= Work to do =
From the line containing "Give me the" to the end of the listing, write out every line exactly; leave out everything else.

= Data listing =
§ §

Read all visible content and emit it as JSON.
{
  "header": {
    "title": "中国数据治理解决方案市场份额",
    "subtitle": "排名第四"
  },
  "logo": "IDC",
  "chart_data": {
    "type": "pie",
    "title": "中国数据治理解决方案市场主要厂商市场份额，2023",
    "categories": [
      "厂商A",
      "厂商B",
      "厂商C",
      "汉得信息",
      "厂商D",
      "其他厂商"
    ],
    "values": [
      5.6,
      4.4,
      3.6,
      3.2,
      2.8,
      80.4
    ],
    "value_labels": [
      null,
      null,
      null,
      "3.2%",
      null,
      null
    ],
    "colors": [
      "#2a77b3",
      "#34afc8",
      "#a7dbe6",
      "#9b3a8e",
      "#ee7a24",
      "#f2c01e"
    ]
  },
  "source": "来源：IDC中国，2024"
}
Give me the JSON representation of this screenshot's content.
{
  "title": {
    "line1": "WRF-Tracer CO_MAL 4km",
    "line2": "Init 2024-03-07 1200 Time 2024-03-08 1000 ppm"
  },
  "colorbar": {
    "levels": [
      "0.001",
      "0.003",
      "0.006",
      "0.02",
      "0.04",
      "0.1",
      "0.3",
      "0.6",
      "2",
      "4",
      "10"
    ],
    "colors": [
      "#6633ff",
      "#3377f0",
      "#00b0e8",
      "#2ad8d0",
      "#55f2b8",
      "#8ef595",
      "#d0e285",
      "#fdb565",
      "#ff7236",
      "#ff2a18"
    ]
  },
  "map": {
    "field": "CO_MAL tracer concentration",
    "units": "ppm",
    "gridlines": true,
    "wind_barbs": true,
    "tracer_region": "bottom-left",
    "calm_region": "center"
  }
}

§ §

= Right answer =
Give me the JSON representation of this screenshot's content.
{
  "title": {
    "line1": "WRF-Tracer CO_MAL 4km",
    "line2": "Init 2024-03-07 1200 Time 2024-03-08 1000 ppm"
  },
  "colorbar": {
    "levels": [
      "0.001",
      "0.003",
      "0.006",
      "0.02",
      "0.04",
      "0.1",
      "0.3",
      "0.6",
      "2",
      "4",
      "10"
    ],
    "colors": [
      "#6633ff",
      "#3377f0",
      "#00b0e8",
      "#2ad8d0",
      "#55f2b8",
      "#8ef595",
      "#d0e285",
      "#fdb565",
      "#ff7236",
      "#ff2a18"
    ]
  },
  "map": {
    "field": "CO_MAL tracer concentration",
    "units": "ppm",
    "gridlines": true,
    "wind_barbs": true,
    "tracer_region": "bottom-left",
    "calm_region": "center"
  }
}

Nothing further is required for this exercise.